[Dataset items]
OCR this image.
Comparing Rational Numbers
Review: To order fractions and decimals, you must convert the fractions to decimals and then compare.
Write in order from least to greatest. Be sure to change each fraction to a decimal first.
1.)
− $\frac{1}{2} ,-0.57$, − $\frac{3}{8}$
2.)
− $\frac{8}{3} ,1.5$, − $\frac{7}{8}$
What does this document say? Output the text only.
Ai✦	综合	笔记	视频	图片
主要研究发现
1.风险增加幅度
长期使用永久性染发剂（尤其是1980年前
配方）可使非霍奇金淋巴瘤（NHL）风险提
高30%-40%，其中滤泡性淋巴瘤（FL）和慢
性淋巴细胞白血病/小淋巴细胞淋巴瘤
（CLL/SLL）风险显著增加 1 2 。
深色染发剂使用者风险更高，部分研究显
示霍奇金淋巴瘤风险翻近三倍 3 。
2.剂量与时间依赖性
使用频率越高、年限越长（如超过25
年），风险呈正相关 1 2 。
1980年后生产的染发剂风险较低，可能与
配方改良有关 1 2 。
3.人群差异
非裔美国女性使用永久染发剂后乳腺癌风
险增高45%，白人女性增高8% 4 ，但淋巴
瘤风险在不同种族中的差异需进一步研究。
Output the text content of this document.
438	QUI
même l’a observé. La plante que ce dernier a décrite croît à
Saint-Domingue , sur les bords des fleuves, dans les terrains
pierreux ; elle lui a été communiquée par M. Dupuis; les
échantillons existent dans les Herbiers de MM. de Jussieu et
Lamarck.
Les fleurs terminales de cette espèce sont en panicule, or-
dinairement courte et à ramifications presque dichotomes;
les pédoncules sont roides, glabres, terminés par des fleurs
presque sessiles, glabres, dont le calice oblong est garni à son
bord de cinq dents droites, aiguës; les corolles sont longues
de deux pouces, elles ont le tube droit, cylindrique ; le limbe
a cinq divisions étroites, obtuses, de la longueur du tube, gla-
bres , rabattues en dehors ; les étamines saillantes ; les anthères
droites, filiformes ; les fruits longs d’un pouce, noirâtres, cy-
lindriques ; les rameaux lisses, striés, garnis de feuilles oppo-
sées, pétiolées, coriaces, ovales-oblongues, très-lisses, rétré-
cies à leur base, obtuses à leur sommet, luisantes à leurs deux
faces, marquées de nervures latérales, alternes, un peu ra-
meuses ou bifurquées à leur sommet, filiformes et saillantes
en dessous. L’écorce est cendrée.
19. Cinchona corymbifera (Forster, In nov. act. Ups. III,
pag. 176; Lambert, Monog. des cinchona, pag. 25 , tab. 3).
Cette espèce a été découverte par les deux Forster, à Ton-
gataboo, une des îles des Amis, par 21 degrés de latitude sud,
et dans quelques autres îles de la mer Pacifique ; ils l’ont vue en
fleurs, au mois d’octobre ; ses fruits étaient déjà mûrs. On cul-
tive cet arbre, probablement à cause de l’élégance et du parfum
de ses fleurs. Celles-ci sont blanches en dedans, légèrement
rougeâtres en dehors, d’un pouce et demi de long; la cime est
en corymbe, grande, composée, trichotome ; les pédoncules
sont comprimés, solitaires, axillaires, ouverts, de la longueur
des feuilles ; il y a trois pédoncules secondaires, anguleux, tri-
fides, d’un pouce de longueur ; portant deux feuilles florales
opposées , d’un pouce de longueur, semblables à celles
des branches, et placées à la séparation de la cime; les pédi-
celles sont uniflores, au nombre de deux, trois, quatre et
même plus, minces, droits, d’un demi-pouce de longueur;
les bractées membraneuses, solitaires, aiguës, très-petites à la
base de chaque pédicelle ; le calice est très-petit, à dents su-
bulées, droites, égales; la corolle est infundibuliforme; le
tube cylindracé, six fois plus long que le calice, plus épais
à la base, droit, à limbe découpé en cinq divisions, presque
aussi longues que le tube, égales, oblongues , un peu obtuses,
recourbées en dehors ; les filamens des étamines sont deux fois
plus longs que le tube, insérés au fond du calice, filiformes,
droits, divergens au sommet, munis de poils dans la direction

▶ _Aim of the task_:
Write out the entire listing exactly.

▶ _Task output_:
OCR this image.
Comparing Rational Numbers
Review: To order fractions and decimals, you must convert the fractions to decimals and then compare.
Write in order from least to greatest. Be sure to change each fraction to a decimal first.
1.)
− $\frac{1}{2} ,-0.57$, − $\frac{3}{8}$
2.)
− $\frac{8}{3} ,1.5$, − $\frac{7}{8}$
What does this document say? Output the text only.
Ai✦	综合	笔记	视频	图片
主要研究发现
1.风险增加幅度
长期使用永久性染发剂（尤其是1980年前
配方）可使非霍奇金淋巴瘤（NHL）风险提
高30%-40%，其中滤泡性淋巴瘤（FL）和慢
性淋巴细胞白血病/小淋巴细胞淋巴瘤
（CLL/SLL）风险显著增加 1 2 。
深色染发剂使用者风险更高，部分研究显
示霍奇金淋巴瘤风险翻近三倍 3 。
2.剂量与时间依赖性
使用频率越高、年限越长（如超过25
年），风险呈正相关 1 2 。
1980年后生产的染发剂风险较低，可能与
配方改良有关 1 2 。
3.人群差异
非裔美国女性使用永久染发剂后乳腺癌风
险增高45%，白人女性增高8% 4 ，但淋巴
瘤风险在不同种族中的差异需进一步研究。
Output the text content of this document.
438	QUI
même l’a observé. La plante que ce dernier a décrite croît à
Saint-Domingue , sur les bords des fleuves, dans les terrains
pierreux ; elle lui a été communiquée par M. Dupuis; les
échantillons existent dans les Herbiers de MM. de Jussieu et
Lamarck.
Les fleurs terminales de cette espèce sont en panicule, or-
dinairement courte et à ramifications presque dichotomes;
les pédoncules sont roides, glabres, terminés par des fleurs
presque sessiles, glabres, dont le calice oblong est garni à son
bord de cinq dents droites, aiguës; les corolles sont longues
de deux pouces, elles ont le tube droit, cylindrique ; le limbe
a cinq divisions étroites, obtuses, de la longueur du tube, gla-
bres , rabattues en dehors ; les étamines saillantes ; les anthères
droites, filiformes ; les fruits longs d’un pouce, noirâtres, cy-
lindriques ; les rameaux lisses, striés, garnis de feuilles oppo-
sées, pétiolées, coriaces, ovales-oblongues, très-lisses, rétré-
cies à leur base, obtuses à leur sommet, luisantes à leurs deux
faces, marquées de nervures latérales, alternes, un peu ra-
meuses ou bifurquées à leur sommet, filiformes et saillantes
en dessous. L’écorce est cendrée.
19. Cinchona corymbifera (Forster, In nov. act. Ups. III,
pag. 176; Lambert, Monog. des cinchona, pag. 25 , tab. 3).
Cette espèce a été découverte par les deux Forster, à Ton-
gataboo, une des îles des Amis, par 21 degrés de latitude sud,
et dans quelques autres îles de la mer Pacifique ; ils l’ont vue en
fleurs, au mois d’octobre ; ses fruits étaient déjà mûrs. On cul-
tive cet arbre, probablement à cause de l’élégance et du parfum
de ses fleurs. Celles-ci sont blanches en dedans, légèrement
rougeâtres en dehors, d’un pouce et demi de long; la cime est
en corymbe, grande, composée, trichotome ; les pédoncules
sont comprimés, solitaires, axillaires, ouverts, de la longueur
des feuilles ; il y a trois pédoncules secondaires, anguleux, tri-
fides, d’un pouce de longueur ; portant deux feuilles florales
opposées , d’un pouce de longueur, semblables à celles
des branches, et placées à la séparation de la cime; les pédi-
celles sont uniflores, au nombre de deux, trois, quatre et
même plus, minces, droits, d’un demi-pouce de longueur;
les bractées membraneuses, solitaires, aiguës, très-petites à la
base de chaque pédicelle ; le calice est très-petit, à dents su-
bulées, droites, égales; la corolle est infundibuliforme; le
tube cylindracé, six fois plus long que le calice, plus épais
à la base, droit, à limbe découpé en cinq divisions, presque
aussi longues que le tube, égales, oblongues , un peu obtuses,
recourbées en dehors ; les filamens des étamines sont deux fois
plus longs que le tube, insérés au fond du calice, filiformes,
droits, divergens au sommet, munis de poils dans la direction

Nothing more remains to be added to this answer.